Print every line of the data below word for word, but leave out the pictures.
[START Data section]
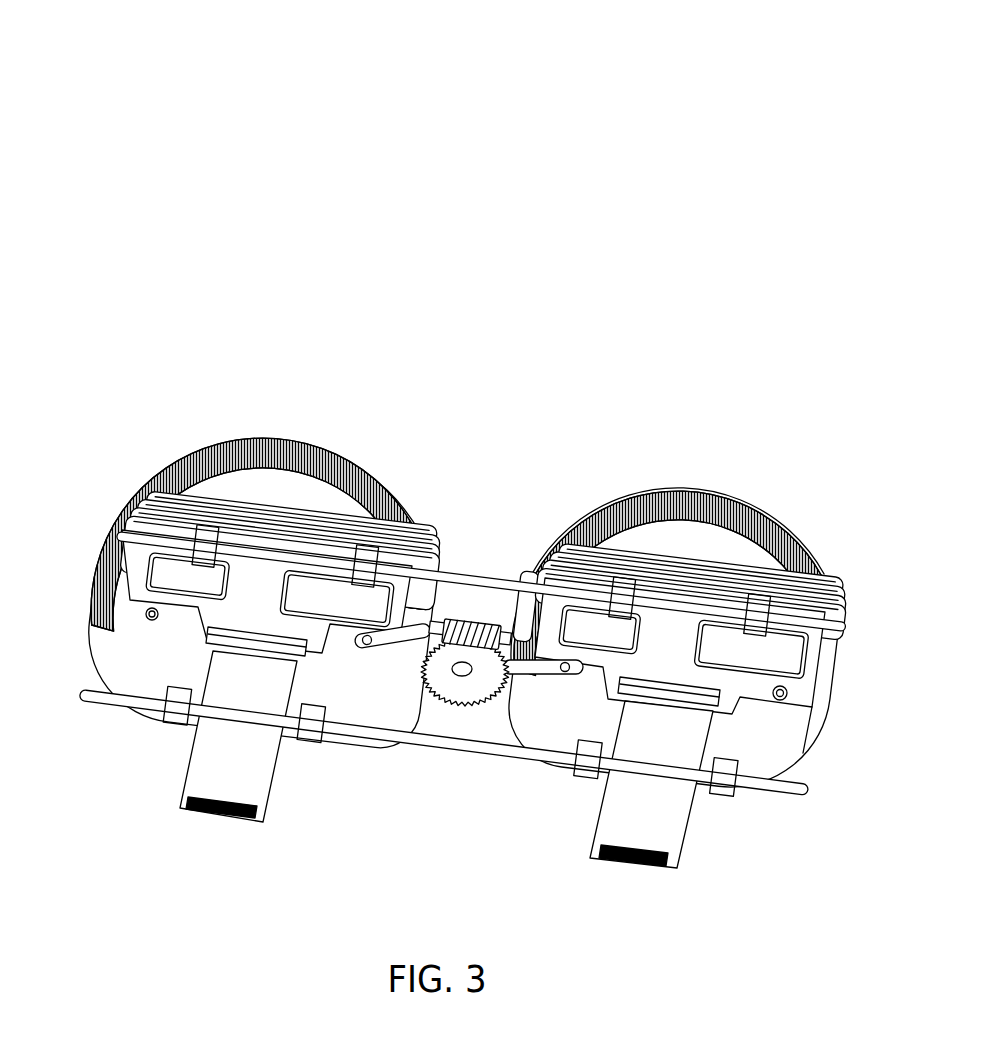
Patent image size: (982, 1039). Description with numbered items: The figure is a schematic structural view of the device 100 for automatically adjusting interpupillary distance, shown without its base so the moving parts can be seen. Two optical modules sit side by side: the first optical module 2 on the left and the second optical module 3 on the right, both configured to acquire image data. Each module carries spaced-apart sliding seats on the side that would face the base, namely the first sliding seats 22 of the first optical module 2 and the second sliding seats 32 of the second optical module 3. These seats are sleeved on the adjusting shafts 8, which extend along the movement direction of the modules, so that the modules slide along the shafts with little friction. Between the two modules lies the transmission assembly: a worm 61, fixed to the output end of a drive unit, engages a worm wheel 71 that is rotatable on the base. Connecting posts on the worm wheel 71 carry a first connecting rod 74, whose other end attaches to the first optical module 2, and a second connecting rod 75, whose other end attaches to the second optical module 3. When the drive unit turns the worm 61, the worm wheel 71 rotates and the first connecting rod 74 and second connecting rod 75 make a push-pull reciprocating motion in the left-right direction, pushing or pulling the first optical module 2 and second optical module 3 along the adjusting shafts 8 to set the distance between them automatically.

The device for automatically adjusting IPD 100 is at (465, 49).
The first optical module 2 is at (268, 444).
The second optical module 3 is at (702, 497).
The adjusting shaft 8 is at (136, 706).
The first sliding seat 22 is at (313, 728).
The second sliding seat 32 is at (723, 782).
The worm 61 is at (455, 620).
The worm wheel 71 is at (458, 690).
The first connecting rod 74 is at (383, 645).
The second connecting rod 75 is at (535, 673).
[END Data section]
**The response**:
Patent image size: (982, 1039). Description with numbered items: The figure is a schematic structural view of the device 100 for automatically adjusting interpupillary distance, shown without its base so the moving parts can be seen. Two optical modules sit side by side: the first optical module 2 on the left and the second optical module 3 on the right, both configured to acquire image data. Each module carries spaced-apart sliding seats on the side that would face the base, namely the first sliding seats 22 of the first optical module 2 and the second sliding seats 32 of the second optical module 3. These seats are sleeved on the adjusting shafts 8, which extend along the movement direction of the modules, so that the modules slide along the shafts with little friction. Between the two modules lies the transmission assembly: a worm 61, fixed to the output end of a drive unit, engages a worm wheel 71 that is rotatable on the base. Connecting posts on the worm wheel 71 carry a first connecting rod 74, whose other end attaches to the first optical module 2, and a second connecting rod 75, whose other end attaches to the second optical module 3. When the drive unit turns the worm 61, the worm wheel 71 rotates and the first connecting rod 74 and second connecting rod 75 make a push-pull reciprocating motion in the left-right direction, pushing or pulling the first optical module 2 and second optical module 3 along the adjusting shafts 8 to set the distance between them automatically.

The device for automatically adjusting IPD 100 is at (465, 49).
The first optical module 2 is at (268, 444).
The second optical module 3 is at (702, 497).
The adjusting shaft 8 is at (136, 706).
The first sliding seat 22 is at (313, 728).
The second sliding seat 32 is at (723, 782).
The worm 61 is at (455, 620).
The worm wheel 71 is at (458, 690).
The first connecting rod 74 is at (383, 645).
The second connecting rod 75 is at (535, 673).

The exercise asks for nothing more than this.